=== Data for this exercise ===
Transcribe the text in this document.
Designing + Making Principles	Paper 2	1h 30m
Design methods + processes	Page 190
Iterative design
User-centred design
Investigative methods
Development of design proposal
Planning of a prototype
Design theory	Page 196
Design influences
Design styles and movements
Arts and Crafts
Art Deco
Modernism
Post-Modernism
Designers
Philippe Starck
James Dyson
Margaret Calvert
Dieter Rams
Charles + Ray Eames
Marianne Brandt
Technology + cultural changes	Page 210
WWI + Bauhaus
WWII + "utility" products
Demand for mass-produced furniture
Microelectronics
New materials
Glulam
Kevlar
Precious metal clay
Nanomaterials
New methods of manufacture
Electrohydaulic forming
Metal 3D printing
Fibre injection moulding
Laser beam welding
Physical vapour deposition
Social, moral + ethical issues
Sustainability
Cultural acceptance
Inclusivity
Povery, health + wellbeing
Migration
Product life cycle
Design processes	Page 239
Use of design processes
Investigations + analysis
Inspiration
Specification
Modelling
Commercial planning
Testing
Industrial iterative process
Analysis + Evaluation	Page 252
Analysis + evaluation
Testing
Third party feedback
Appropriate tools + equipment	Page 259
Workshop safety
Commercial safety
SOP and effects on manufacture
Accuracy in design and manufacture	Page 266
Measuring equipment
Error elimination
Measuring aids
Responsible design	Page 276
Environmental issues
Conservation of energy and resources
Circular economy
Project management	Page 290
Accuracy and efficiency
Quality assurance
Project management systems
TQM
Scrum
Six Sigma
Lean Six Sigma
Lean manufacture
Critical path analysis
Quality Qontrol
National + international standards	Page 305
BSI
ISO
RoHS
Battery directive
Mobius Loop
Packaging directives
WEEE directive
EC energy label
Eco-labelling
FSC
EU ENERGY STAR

=== What you are asked to do ===
Search the entries for the word "Measuring", then gather every line that has it.

=== Task response ===
Measuring equipment
Measuring aids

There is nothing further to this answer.